Stored entries:
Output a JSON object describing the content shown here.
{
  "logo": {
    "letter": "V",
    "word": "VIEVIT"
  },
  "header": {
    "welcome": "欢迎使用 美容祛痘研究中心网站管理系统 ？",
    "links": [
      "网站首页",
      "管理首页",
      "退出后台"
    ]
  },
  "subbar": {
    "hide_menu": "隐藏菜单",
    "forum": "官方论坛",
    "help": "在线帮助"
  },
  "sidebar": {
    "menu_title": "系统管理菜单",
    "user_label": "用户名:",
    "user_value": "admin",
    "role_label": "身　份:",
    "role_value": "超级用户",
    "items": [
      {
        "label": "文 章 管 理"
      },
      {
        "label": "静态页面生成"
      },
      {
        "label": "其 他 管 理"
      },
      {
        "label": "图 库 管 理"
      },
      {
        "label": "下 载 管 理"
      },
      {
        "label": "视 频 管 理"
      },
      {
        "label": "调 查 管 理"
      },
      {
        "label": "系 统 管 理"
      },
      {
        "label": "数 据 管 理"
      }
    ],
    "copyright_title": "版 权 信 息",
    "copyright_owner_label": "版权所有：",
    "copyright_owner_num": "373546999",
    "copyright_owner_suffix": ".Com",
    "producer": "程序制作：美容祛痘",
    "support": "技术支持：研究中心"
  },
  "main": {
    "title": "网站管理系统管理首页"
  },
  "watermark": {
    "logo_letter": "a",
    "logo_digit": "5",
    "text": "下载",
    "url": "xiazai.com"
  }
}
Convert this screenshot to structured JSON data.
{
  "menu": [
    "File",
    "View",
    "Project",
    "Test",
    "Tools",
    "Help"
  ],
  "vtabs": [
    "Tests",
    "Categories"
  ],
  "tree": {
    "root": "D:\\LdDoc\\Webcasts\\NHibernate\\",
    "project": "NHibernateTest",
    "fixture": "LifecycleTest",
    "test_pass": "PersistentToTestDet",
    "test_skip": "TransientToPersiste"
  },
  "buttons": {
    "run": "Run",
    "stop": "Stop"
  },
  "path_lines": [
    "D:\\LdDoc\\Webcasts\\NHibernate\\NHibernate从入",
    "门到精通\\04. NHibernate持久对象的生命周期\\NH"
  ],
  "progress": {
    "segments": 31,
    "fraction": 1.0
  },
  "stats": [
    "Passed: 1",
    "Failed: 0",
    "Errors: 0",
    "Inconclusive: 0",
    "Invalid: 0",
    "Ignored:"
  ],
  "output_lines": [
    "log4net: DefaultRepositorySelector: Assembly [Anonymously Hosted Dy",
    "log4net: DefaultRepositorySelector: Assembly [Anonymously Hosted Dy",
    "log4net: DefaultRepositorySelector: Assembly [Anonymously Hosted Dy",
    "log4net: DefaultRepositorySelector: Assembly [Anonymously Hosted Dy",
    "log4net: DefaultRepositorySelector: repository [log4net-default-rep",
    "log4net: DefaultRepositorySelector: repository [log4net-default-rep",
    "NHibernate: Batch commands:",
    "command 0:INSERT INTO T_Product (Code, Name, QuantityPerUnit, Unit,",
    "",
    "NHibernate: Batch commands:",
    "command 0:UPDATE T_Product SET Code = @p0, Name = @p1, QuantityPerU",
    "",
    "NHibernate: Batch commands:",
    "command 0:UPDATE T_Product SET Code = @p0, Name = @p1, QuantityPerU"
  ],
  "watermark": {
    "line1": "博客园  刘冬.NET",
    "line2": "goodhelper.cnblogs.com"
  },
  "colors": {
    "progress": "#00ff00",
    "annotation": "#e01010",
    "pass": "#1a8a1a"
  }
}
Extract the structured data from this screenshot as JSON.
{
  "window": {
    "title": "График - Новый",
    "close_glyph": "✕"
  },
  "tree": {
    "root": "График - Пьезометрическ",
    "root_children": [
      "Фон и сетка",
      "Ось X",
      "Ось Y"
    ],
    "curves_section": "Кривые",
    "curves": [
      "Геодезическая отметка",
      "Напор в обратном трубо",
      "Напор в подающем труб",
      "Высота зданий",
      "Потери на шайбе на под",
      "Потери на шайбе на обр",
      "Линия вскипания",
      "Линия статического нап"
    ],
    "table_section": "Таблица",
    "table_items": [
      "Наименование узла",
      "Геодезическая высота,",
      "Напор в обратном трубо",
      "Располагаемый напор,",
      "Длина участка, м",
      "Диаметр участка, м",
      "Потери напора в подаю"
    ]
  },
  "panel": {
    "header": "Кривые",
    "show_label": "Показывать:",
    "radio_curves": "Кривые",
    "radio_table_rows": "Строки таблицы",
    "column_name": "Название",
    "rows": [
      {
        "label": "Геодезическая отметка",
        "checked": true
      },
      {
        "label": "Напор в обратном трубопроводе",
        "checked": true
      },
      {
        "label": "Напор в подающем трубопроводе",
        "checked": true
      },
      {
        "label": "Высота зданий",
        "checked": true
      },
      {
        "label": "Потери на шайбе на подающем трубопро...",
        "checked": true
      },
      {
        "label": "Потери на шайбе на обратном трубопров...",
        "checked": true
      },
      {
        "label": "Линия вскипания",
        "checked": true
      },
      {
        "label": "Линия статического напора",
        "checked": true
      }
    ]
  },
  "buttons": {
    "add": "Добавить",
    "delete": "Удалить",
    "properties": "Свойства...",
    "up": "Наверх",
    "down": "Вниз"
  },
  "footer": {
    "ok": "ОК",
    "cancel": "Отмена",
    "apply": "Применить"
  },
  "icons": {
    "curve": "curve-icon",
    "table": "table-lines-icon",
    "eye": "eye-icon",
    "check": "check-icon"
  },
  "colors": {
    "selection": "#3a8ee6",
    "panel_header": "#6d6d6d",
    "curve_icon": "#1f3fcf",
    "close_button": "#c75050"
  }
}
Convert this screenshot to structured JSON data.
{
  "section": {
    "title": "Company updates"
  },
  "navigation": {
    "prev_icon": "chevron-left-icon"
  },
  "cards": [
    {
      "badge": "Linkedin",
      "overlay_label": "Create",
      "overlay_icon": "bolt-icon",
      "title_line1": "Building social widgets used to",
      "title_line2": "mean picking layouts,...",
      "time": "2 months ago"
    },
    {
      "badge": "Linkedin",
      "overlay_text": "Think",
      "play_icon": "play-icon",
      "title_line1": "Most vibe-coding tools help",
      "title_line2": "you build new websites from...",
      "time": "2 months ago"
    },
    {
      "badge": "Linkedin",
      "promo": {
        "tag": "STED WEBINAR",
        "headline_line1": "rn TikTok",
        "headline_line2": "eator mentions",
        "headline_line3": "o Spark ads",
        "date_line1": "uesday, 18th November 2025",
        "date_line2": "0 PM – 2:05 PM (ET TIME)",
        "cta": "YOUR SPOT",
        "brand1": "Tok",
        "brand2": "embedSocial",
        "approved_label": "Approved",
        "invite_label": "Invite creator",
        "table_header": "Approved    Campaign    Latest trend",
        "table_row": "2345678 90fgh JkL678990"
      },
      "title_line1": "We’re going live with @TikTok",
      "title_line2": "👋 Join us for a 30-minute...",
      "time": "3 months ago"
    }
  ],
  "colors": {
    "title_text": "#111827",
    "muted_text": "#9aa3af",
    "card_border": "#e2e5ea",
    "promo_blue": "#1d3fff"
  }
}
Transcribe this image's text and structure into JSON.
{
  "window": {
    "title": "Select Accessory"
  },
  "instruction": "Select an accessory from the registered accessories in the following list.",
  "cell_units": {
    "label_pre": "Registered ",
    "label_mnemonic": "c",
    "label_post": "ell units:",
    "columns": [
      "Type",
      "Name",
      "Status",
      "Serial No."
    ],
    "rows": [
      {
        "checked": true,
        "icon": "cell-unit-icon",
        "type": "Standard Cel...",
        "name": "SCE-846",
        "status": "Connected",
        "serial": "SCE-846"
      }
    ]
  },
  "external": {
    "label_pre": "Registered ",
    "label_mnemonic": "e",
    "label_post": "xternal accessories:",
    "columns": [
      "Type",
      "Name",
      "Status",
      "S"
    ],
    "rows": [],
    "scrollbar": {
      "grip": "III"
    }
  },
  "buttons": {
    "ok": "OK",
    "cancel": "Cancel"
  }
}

> [DIRECTION]:
Copy out all lines that carry the word "статического".

> [ANSWER FOR THE TASK]:
      "Линия статического нап"
        "label": "Линия статического напора",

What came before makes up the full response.